__DIRECTIVE__
Only lines holding the word "para" should be copied from the material.

__Data entries__
******
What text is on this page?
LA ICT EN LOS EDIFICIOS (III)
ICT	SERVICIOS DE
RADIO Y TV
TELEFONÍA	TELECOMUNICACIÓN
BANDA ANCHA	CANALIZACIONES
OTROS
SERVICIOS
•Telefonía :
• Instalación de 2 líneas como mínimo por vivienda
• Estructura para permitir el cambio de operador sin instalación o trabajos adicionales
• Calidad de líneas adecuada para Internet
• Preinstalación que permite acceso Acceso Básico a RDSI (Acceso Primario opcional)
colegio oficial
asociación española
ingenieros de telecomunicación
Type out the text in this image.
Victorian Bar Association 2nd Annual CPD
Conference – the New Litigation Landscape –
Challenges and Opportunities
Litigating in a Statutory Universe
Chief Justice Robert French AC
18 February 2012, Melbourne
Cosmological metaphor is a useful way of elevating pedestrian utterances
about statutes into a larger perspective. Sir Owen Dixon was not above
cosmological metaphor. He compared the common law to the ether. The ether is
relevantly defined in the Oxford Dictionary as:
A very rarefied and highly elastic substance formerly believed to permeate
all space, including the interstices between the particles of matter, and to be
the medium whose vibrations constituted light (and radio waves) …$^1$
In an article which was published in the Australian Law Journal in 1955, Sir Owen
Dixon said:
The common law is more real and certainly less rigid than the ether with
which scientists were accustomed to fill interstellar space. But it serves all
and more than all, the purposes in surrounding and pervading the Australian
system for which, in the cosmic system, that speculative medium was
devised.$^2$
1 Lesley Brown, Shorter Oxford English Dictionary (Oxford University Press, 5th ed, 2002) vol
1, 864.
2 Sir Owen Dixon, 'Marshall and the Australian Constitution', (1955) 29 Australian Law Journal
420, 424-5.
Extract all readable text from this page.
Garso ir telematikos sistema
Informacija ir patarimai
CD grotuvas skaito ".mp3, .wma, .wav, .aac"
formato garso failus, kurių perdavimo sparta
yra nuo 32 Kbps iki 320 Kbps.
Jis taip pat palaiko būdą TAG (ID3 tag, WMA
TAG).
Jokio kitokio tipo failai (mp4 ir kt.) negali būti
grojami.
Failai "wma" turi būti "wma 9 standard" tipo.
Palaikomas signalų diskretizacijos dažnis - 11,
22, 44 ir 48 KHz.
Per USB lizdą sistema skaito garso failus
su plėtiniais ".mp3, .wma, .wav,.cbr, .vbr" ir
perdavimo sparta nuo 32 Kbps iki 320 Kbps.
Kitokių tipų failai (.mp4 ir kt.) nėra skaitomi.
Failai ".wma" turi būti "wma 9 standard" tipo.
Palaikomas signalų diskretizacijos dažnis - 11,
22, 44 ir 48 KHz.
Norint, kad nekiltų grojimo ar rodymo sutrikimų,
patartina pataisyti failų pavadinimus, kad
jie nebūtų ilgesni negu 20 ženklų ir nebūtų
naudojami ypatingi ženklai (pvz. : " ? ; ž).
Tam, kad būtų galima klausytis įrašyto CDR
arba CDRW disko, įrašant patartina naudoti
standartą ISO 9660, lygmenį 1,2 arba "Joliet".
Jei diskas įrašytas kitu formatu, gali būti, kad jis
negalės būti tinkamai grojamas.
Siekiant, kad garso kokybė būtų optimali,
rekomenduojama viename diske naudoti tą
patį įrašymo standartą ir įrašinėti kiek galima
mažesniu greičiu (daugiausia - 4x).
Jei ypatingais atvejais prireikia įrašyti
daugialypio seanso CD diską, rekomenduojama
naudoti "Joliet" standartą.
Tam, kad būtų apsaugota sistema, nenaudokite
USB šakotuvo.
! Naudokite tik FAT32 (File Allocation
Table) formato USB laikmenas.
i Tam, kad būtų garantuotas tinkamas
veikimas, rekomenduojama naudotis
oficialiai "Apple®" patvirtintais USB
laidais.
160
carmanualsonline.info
******
__ANSWER BELOW__
• Estructura para permitir el cambio de operador sin instalación o trabajos adicionales
• Calidad de líneas adecuada para Internet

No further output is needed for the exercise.